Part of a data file
* * * * * * * * *

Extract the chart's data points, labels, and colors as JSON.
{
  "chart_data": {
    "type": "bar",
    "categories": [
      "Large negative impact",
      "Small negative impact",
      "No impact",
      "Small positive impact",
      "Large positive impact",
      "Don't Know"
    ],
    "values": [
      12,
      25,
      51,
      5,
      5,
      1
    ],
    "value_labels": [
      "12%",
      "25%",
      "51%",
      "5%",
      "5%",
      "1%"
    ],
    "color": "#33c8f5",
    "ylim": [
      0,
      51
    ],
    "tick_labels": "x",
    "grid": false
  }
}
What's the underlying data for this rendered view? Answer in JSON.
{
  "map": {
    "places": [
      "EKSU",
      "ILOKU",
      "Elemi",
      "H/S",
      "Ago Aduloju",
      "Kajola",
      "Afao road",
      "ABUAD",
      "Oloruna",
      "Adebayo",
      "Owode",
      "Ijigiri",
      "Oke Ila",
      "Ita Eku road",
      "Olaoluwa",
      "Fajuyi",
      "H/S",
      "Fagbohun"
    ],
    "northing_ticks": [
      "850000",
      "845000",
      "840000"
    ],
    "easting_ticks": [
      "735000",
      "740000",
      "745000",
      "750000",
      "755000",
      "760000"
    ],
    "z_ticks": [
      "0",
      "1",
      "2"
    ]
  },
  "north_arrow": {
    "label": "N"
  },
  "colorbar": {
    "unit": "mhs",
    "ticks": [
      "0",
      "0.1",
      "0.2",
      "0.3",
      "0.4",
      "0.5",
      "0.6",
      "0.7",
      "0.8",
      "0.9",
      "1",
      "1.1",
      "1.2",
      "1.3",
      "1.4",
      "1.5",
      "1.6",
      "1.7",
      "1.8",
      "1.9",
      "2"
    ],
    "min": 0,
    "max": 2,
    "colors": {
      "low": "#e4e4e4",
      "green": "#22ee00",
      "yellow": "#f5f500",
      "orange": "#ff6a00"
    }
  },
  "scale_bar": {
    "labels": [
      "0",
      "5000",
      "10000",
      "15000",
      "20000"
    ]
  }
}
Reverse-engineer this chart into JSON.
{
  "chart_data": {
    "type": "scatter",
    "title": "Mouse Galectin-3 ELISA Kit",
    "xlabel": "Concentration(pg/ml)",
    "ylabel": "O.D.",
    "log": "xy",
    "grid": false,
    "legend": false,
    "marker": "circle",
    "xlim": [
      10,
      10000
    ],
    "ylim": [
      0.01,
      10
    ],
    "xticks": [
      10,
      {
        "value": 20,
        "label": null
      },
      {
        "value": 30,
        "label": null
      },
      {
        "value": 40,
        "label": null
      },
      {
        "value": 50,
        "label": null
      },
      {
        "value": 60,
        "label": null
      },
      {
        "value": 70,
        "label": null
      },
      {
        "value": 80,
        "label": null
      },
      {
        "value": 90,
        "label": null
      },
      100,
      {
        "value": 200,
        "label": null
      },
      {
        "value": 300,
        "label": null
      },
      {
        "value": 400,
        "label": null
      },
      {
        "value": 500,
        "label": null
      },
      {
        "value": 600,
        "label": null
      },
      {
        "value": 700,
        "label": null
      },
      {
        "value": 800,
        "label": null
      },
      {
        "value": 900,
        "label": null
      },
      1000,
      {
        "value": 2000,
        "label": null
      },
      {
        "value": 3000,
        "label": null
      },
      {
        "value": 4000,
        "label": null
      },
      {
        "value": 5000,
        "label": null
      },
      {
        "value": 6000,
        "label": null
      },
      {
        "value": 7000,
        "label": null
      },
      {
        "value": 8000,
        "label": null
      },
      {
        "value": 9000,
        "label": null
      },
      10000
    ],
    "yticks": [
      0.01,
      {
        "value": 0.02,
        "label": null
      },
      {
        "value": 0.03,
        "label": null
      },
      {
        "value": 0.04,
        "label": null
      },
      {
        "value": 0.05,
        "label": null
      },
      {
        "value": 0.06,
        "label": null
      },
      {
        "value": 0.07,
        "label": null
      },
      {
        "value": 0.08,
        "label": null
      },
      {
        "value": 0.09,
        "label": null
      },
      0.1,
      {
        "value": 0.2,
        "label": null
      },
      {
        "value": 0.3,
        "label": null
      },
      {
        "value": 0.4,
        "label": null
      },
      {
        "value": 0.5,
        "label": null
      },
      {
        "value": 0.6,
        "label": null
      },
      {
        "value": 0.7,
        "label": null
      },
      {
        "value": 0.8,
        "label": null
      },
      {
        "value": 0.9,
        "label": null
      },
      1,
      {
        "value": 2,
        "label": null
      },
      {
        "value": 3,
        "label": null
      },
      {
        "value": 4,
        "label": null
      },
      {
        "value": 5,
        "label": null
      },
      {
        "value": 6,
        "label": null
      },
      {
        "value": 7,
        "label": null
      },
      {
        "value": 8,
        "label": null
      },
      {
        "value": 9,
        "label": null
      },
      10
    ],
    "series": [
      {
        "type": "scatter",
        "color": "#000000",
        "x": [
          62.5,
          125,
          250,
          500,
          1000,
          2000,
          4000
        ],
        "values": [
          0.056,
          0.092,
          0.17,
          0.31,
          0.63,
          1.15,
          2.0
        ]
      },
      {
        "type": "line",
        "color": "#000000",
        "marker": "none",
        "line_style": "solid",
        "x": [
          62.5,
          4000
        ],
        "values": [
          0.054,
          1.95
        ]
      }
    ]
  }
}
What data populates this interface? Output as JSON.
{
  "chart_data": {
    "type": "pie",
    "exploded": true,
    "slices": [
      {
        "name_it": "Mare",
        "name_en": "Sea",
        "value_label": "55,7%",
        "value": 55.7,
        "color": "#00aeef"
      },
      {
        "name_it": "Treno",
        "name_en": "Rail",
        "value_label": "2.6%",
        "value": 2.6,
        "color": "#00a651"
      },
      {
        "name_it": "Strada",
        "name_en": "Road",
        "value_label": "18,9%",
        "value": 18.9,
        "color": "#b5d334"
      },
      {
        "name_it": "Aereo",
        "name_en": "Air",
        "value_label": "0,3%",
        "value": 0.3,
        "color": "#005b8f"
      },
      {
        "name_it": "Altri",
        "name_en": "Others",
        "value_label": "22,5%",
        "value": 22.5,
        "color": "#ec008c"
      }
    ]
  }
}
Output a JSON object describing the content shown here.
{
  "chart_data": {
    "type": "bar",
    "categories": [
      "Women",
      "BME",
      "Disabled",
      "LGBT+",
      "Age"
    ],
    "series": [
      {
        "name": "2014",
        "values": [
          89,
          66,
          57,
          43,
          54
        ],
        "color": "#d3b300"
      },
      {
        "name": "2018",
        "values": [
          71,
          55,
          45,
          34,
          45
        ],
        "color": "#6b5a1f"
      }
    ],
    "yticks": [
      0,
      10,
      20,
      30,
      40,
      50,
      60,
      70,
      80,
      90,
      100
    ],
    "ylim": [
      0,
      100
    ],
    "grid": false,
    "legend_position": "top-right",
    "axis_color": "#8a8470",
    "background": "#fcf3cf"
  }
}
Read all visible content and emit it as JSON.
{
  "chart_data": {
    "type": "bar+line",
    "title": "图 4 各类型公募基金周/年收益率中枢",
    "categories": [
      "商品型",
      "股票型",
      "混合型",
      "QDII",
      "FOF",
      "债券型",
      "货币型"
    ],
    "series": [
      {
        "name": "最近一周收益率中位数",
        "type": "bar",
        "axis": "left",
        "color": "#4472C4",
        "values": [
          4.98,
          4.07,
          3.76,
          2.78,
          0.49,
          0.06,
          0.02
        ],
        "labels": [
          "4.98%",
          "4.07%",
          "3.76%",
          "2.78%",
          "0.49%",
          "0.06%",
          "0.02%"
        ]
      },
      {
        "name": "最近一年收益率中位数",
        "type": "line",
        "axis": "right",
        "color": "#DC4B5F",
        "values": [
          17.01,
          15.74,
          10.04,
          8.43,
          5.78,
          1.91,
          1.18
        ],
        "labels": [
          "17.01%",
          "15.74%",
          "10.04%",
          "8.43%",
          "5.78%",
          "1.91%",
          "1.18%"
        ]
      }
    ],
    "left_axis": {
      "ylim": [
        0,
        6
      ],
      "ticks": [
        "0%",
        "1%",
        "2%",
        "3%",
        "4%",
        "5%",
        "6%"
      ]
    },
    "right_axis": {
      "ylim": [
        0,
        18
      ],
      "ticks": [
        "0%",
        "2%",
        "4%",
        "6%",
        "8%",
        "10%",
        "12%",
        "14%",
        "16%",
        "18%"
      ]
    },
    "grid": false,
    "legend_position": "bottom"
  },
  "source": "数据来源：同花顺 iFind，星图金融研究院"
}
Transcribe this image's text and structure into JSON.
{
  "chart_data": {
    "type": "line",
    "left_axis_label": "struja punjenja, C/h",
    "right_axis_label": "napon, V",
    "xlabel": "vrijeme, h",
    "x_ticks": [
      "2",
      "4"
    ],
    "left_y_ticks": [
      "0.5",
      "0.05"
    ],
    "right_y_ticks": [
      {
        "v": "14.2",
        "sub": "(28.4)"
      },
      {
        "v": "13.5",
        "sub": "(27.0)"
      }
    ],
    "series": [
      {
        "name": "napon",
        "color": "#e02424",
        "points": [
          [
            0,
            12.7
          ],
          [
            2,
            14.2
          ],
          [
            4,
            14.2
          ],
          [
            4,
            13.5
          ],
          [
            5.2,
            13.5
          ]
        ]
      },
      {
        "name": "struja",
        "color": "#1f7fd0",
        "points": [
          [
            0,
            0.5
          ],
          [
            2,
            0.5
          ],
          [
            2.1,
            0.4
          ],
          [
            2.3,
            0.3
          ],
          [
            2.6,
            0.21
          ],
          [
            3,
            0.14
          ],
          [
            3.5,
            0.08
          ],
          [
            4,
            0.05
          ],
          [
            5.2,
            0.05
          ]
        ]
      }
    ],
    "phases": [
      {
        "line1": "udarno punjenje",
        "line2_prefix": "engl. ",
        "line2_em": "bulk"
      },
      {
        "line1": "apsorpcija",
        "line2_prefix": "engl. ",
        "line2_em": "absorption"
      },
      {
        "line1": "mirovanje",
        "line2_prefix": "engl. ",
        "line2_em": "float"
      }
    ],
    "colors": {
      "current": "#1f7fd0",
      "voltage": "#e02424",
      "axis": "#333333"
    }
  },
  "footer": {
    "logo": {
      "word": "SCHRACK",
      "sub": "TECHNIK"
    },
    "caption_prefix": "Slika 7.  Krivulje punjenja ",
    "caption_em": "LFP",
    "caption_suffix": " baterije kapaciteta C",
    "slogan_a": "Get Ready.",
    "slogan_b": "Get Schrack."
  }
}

* * * * * * * * *

**What to produce**: State the number of lines holding the word "this" in the listing. Add nothing else.

**Solution**: 4